Extracted records:
## BEGIN

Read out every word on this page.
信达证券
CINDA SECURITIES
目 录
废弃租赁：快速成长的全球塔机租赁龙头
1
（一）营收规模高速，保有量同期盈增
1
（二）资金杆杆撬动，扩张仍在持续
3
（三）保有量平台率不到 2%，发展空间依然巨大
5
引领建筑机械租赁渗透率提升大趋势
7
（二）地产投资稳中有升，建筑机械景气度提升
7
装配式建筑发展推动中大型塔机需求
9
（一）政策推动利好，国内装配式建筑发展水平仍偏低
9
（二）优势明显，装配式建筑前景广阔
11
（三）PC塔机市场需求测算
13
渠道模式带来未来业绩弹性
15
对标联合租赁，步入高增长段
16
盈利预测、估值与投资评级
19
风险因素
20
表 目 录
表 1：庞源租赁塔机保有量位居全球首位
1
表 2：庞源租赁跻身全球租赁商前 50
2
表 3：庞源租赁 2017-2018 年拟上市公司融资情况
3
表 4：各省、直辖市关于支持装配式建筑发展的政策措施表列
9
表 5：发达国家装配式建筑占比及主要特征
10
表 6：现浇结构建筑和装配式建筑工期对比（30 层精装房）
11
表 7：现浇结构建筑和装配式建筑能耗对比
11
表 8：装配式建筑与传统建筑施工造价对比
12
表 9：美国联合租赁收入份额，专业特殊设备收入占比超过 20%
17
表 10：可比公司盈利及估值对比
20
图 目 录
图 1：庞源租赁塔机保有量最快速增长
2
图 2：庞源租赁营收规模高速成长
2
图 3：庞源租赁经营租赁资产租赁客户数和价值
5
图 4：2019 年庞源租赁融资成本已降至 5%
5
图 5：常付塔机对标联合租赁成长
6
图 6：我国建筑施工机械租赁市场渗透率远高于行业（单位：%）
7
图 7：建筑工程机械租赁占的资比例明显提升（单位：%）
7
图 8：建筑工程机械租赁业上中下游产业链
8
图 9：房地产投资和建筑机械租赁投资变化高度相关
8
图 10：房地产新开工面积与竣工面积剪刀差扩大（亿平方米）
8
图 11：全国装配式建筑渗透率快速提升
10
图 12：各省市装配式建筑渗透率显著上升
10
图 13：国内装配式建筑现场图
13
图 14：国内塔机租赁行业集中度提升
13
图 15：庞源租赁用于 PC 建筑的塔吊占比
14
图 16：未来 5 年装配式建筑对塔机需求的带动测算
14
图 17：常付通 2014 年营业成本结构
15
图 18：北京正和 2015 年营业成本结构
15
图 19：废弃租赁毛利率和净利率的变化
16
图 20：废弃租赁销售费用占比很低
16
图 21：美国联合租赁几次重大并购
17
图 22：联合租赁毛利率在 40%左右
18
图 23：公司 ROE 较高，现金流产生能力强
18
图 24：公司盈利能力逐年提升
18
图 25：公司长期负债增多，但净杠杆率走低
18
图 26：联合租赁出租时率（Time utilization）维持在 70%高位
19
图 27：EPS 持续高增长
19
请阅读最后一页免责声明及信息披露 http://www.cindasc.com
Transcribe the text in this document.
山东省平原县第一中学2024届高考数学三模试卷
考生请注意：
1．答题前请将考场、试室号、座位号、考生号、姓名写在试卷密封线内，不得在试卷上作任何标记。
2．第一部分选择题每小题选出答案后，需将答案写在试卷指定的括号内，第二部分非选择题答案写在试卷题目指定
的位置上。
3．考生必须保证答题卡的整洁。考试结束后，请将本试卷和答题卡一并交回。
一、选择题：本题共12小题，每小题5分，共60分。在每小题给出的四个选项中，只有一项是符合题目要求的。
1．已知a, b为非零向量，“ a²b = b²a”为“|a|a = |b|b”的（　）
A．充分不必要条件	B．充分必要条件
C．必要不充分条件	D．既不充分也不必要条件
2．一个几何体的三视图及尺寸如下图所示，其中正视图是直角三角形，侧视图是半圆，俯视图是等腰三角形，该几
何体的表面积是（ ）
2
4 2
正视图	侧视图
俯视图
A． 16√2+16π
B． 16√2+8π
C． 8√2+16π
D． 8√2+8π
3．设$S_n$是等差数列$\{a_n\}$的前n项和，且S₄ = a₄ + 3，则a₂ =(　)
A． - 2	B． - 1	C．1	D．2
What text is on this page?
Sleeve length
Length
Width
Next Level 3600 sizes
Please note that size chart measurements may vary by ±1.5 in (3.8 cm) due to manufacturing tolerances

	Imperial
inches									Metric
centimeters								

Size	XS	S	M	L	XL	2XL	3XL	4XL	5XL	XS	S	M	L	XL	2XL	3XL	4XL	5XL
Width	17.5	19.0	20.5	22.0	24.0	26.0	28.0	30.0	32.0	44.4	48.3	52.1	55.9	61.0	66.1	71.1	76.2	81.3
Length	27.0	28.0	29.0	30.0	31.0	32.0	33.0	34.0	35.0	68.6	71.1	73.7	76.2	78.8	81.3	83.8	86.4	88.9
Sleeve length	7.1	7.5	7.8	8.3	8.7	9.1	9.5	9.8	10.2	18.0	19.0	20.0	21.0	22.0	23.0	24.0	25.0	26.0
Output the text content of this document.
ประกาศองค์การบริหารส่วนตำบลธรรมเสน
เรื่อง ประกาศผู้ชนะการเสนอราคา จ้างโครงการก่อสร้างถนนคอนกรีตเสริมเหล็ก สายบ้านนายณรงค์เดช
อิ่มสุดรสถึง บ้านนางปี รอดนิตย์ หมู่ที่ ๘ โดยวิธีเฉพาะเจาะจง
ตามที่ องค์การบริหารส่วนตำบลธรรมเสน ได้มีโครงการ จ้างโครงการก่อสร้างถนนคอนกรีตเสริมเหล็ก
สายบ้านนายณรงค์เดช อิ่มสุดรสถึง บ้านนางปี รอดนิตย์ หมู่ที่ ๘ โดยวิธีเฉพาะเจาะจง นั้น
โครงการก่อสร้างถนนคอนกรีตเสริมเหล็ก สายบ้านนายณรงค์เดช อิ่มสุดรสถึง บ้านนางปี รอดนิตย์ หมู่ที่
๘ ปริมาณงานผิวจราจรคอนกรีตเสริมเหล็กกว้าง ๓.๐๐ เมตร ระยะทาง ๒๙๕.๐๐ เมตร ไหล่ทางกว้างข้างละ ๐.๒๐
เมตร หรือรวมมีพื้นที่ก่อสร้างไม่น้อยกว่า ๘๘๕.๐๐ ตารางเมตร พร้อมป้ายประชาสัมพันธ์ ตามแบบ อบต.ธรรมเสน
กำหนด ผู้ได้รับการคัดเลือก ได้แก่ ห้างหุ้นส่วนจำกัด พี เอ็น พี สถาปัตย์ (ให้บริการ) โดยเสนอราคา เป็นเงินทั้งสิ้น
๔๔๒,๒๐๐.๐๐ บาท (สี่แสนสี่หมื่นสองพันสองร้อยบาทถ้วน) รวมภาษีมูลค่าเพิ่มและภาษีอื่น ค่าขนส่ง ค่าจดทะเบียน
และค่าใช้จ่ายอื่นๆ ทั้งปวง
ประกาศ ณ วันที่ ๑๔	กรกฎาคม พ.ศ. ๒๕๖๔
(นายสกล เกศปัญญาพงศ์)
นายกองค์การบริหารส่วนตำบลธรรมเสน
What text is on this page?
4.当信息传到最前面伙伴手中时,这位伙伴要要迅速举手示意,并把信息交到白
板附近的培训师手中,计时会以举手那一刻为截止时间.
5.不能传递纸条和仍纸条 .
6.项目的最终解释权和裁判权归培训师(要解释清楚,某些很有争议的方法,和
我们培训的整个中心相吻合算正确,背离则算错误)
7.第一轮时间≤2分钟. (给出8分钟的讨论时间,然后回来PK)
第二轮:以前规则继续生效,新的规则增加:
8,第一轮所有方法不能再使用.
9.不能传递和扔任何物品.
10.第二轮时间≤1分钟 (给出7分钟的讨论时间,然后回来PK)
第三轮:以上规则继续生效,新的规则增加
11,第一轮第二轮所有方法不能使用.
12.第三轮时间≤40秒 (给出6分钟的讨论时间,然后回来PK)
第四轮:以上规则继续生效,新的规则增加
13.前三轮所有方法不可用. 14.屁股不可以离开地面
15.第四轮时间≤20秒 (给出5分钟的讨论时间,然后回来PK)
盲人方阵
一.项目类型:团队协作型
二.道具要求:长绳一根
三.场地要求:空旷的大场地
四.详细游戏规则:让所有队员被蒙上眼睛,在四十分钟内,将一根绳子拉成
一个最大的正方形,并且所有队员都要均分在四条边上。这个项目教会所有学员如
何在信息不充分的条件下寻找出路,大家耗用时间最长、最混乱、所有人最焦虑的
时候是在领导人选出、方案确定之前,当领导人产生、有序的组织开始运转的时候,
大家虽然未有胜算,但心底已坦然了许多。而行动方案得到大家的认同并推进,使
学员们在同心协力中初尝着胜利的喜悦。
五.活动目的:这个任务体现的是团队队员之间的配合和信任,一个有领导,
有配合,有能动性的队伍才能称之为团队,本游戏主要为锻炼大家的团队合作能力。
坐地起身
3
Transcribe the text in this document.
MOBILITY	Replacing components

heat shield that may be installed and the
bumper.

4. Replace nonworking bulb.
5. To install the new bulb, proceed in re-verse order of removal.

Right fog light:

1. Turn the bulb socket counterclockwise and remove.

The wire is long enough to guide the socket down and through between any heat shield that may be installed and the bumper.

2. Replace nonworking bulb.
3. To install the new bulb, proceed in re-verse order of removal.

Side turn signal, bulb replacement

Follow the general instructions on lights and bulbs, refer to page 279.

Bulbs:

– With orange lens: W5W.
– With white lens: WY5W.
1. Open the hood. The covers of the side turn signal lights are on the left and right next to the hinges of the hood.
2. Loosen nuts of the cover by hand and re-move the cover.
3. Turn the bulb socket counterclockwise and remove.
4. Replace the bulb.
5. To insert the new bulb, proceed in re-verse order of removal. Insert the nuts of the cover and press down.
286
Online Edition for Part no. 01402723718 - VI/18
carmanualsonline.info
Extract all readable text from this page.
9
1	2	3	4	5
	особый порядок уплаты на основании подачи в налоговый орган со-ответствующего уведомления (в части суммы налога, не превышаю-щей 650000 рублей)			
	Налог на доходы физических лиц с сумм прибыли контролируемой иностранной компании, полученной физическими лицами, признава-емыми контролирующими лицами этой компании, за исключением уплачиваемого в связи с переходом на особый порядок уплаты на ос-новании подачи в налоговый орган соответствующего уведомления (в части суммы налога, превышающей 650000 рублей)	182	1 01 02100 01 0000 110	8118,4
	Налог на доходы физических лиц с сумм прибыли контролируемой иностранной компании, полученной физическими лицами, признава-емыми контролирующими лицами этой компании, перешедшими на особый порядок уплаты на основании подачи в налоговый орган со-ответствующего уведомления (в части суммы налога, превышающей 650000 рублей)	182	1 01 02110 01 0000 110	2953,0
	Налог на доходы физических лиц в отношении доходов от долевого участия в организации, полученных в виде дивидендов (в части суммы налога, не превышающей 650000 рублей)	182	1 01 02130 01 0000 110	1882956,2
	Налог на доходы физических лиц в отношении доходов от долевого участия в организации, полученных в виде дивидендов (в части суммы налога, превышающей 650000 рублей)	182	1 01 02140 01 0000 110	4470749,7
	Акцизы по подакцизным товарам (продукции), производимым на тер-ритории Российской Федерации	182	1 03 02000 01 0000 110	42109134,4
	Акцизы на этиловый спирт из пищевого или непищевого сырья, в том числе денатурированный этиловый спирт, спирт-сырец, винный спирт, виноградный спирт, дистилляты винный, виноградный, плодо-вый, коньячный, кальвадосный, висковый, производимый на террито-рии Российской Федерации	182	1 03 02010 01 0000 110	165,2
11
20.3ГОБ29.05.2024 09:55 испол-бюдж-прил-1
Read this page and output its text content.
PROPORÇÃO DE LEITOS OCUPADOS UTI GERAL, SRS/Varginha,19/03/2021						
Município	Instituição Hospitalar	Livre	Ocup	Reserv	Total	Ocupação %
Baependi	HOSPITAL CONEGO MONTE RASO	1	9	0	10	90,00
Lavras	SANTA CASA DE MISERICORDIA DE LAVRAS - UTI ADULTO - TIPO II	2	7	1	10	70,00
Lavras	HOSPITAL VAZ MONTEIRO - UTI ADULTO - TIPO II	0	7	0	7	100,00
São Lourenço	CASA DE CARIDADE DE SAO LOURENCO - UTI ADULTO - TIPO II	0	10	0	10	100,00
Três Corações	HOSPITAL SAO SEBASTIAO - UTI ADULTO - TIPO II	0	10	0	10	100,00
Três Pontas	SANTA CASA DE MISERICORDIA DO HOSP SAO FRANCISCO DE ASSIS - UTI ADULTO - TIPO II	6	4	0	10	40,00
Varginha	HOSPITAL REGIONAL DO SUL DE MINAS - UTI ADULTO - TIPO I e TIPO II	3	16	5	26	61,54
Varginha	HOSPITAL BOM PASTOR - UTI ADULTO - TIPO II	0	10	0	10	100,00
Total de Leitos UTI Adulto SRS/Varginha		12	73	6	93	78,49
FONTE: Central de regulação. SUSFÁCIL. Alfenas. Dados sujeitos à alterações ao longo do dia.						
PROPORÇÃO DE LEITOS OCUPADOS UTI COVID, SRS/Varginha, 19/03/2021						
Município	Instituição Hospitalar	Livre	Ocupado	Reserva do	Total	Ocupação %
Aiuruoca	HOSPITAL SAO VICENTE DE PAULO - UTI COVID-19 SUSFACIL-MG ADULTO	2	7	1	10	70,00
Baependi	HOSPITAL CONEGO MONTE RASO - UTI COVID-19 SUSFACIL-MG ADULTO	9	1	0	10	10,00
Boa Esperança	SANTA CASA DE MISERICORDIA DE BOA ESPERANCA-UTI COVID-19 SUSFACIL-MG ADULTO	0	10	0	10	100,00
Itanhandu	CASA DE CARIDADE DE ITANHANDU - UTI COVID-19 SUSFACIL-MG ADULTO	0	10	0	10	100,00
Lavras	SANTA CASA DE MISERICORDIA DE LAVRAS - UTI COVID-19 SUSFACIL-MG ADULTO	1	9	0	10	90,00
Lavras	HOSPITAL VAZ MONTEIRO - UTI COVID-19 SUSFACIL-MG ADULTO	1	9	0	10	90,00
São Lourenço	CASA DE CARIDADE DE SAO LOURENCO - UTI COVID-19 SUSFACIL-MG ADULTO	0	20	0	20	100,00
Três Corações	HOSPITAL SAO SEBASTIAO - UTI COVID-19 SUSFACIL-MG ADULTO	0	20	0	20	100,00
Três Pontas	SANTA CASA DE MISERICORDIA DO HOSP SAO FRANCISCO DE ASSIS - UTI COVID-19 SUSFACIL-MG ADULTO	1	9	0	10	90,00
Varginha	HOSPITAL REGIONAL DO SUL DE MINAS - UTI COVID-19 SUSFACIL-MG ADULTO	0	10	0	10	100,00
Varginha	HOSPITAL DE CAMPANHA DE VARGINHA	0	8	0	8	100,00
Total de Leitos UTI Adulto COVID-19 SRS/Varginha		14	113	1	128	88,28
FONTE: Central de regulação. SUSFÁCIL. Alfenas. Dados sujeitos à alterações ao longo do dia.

## END

_WORK TO BE COMPLETED_
Copy out every line of the listing that contains the string "MISERICORDIA".

_COMPLETE RESPONSE_
Lavras	SANTA CASA DE MISERICORDIA DE LAVRAS - UTI ADULTO - TIPO II	2	7	1	10	70,00
Três Pontas	SANTA CASA DE MISERICORDIA DO HOSP SAO FRANCISCO DE ASSIS - UTI ADULTO - TIPO II	6	4	0	10	40,00
Boa Esperança	SANTA CASA DE MISERICORDIA DE BOA ESPERANCA-UTI COVID-19 SUSFACIL-MG ADULTO	0	10	0	10	100,00
Lavras	SANTA CASA DE MISERICORDIA DE LAVRAS - UTI COVID-19 SUSFACIL-MG ADULTO	1	9	0	10	90,00
Três Pontas	SANTA CASA DE MISERICORDIA DO HOSP SAO FRANCISCO DE ASSIS - UTI COVID-19 SUSFACIL-MG ADULTO	1	9	0	10	90,00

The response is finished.